▶ _Records shown_
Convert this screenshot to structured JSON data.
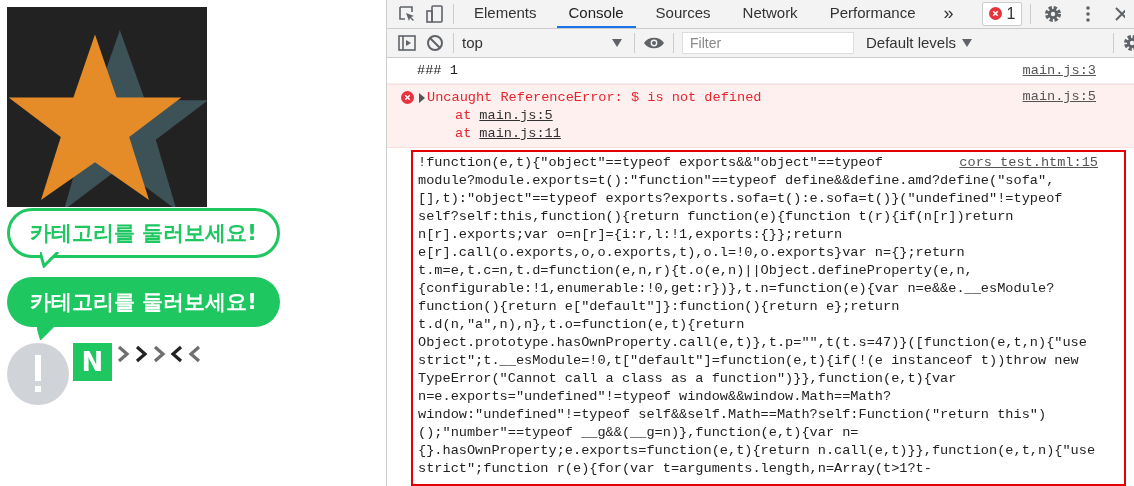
{
  "page": {
    "bubbles": [
      {
        "text": "카테고리를 둘러보세요!",
        "kind": "outline"
      },
      {
        "text": "카테고리를 둘러보세요!",
        "kind": "filled"
      }
    ],
    "badge_letter": "N",
    "chevrons": [
      {
        "kind": "right",
        "color": "#6e6e6e"
      },
      {
        "kind": "right",
        "color": "#222222"
      },
      {
        "kind": "right",
        "color": "#6e6e6e"
      },
      {
        "kind": "left",
        "color": "#222222"
      },
      {
        "kind": "left",
        "color": "#6e6e6e"
      }
    ]
  },
  "devtools": {
    "tabs": [
      {
        "label": "Elements",
        "selected": false
      },
      {
        "label": "Console",
        "selected": true
      },
      {
        "label": "Sources",
        "selected": false
      },
      {
        "label": "Network",
        "selected": false
      },
      {
        "label": "Performance",
        "selected": false
      }
    ],
    "overflow_label": "»",
    "error_count": "1",
    "context": "top",
    "filter": {
      "placeholder": "Filter"
    },
    "levels": "Default levels",
    "messages": [
      {
        "kind": "log",
        "text": "### 1",
        "source": "main.js:3"
      },
      {
        "kind": "error",
        "text": "Uncaught ReferenceError: $ is not defined",
        "source": "main.js:5",
        "stack": [
          {
            "prefix": "at",
            "link": "main.js:5"
          },
          {
            "prefix": "at",
            "link": "main.js:11"
          }
        ]
      },
      {
        "kind": "code",
        "source": "cors_test.html:15",
        "highlighted": true,
        "lines": [
          "!function(e,t){\"object\"==typeof exports&&\"object\"==typeof",
          "module?module.exports=t():\"function\"==typeof define&&define.amd?define(\"sofa\",",
          "[],t):\"object\"==typeof exports?exports.sofa=t():e.sofa=t()}(\"undefined\"!=typeof",
          "self?self:this,function(){return function(e){function t(r){if(n[r])return",
          "n[r].exports;var o=n[r]={i:r,l:!1,exports:{}};return",
          "e[r].call(o.exports,o,o.exports,t),o.l=!0,o.exports}var n={};return",
          "t.m=e,t.c=n,t.d=function(e,n,r){t.o(e,n)||Object.defineProperty(e,n,",
          "{configurable:!1,enumerable:!0,get:r})},t.n=function(e){var n=e&&e.__esModule?",
          "function(){return e[\"default\"]}:function(){return e};return",
          "t.d(n,\"a\",n),n},t.o=function(e,t){return",
          "Object.prototype.hasOwnProperty.call(e,t)},t.p=\"\",t(t.s=47)}([function(e,t,n){\"use",
          "strict\";t.__esModule=!0,t[\"default\"]=function(e,t){if(!(e instanceof t))throw new",
          "TypeError(\"Cannot call a class as a function\")}},function(e,t){var",
          "n=e.exports=\"undefined\"!=typeof window&&window.Math==Math?",
          "window:\"undefined\"!=typeof self&&self.Math==Math?self:Function(\"return this\")",
          "();\"number\"==typeof __g&&(__g=n)},function(e,t){var n=",
          "{}.hasOwnProperty;e.exports=function(e,t){return n.call(e,t)}},function(e,t,n){\"use",
          "strict\";function r(e){for(var t=arguments.length,n=Array(t>1?t-"
        ]
      }
    ]
  }
}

▶ _Set exercise_
Pull out every line containing "undefined".

▶ _Written reply_
          "[],t):\"object\"==typeof exports?exports.sofa=t():e.sofa=t()}(\"undefined\"!=typeof",
          "n=e.exports=\"undefined\"!=typeof window&&window.Math==Math?",
          "window:\"undefined\"!=typeof self&&self.Math==Math?self:Function(\"return this\")",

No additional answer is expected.